Fragmento elegido =
========================================

El coloso y la bruma
Javier Reverte recrea la vida en la China posmoderna, urgente, voraz y abrumadora de hoy, entregada al olvido en nombre del sueño capitalista.
UN VERANO CHINO. VIAJE A UN PAÍS SIN PASADO. Javier Reverte. Plaza & Janés. Barcelona, 2015. 256 páginas. 20,90 euros.
Dice Settis, en El futuro de lo clásico, que en el Oriente no existe la idea de la ruina asociada al pasado. Cuando el chino quiere representarse el paso del tiempo recurre, no al vestigio humano, no a la piedra antigua y lacerada, sino a una imagen de la naturaleza sumida en el abandono. Esta misma indiferencia hacia el obrar del hombre la constatará Naipaul cuando viaje por primera vez a la India. Allí, las numerosas ruinas parecen emerger de una antigüedad remota, indiscernible, a la que nadie sabía ponerle nombre. En Un verano chino, de Javier Reverte, la huella de otras épocas vendrá devorada, no sólo por este desinterés asiático hacia la arqueología, tan exótico a la erudición occidental, sino por una fuerza mucho más pujante y abrasiva que el propio discurrir del tiempo: la voracidad del gran capital, unida a la estructura hercúlea y paleomorfa del comunismo chino.

========================================

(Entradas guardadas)
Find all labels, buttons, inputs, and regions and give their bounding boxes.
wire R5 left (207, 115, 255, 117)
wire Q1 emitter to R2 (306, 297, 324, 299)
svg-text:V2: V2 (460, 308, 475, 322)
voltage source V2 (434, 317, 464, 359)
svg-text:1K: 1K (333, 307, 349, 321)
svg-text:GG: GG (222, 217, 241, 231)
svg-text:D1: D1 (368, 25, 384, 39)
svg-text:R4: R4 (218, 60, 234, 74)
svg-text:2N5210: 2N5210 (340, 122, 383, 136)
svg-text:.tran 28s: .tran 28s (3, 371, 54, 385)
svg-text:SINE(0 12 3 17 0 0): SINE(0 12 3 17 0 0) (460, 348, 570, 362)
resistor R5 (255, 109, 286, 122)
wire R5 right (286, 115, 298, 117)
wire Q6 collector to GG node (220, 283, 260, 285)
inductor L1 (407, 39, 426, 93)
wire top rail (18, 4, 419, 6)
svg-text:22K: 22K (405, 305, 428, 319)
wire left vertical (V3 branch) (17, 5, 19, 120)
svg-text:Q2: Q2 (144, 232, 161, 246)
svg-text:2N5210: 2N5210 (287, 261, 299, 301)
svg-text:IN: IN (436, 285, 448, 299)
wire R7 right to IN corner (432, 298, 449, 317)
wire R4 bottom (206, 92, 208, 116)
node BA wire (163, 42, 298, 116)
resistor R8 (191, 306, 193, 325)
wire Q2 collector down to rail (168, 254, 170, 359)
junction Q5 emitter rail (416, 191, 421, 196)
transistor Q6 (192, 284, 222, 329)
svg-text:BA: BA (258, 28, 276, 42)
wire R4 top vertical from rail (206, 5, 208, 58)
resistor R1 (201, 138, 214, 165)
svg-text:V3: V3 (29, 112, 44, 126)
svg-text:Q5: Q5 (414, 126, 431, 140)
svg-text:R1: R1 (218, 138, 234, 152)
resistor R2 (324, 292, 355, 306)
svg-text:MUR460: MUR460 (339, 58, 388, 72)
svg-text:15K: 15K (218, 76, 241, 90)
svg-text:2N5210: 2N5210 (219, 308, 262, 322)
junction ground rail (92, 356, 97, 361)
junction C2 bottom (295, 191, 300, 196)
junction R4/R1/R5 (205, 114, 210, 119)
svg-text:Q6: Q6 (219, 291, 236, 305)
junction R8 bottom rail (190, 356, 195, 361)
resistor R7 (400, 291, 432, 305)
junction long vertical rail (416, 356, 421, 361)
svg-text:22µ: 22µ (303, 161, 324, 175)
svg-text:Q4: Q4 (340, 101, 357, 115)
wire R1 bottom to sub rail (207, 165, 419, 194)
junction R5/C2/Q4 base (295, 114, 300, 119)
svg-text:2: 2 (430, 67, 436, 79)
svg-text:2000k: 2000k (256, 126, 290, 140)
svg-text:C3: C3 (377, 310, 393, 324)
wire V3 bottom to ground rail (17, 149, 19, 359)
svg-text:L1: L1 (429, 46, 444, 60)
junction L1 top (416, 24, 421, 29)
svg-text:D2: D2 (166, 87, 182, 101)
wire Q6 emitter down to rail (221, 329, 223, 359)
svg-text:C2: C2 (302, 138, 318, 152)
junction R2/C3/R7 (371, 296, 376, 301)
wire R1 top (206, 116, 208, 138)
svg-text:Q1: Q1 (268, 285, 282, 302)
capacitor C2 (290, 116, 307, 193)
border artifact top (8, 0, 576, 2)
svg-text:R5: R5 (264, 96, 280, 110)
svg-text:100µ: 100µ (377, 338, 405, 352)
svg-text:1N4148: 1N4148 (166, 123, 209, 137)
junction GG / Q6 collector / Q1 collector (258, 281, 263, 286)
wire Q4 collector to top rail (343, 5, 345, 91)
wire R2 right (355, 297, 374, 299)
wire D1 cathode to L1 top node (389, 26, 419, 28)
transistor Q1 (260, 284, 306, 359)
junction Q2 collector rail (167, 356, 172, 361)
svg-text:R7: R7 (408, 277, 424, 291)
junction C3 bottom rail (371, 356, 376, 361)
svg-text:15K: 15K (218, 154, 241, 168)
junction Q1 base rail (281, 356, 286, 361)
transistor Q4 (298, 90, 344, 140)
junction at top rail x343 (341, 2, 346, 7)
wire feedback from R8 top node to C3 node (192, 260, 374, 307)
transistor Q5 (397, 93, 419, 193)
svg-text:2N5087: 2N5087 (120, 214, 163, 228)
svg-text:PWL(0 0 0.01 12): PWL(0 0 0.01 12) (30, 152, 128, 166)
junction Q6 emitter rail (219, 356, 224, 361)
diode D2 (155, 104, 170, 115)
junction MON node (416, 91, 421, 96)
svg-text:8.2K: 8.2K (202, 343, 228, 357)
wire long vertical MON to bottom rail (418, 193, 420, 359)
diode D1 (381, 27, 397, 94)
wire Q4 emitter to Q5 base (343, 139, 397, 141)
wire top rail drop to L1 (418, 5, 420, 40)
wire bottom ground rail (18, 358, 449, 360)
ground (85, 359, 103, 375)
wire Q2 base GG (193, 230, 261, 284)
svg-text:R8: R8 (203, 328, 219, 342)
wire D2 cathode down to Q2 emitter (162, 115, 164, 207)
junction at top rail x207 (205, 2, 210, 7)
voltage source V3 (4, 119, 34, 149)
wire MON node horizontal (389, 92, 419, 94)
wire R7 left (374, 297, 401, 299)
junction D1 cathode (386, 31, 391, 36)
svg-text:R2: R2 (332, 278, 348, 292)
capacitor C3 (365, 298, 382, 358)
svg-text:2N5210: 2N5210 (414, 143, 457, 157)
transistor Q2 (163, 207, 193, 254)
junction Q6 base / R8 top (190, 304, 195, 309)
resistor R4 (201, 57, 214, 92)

========================================

Enunciado = Reproduce tal cual la parte de la reseña sobre China que empieza con "El coloso y" y sigue hasta "del sueño capitalista.".

Respuesta =
El coloso y la bruma
Javier Reverte recrea la vida en la China posmoderna, urgente, voraz y abrumadora de hoy, entregada al olvido en nombre del sueño capitalista.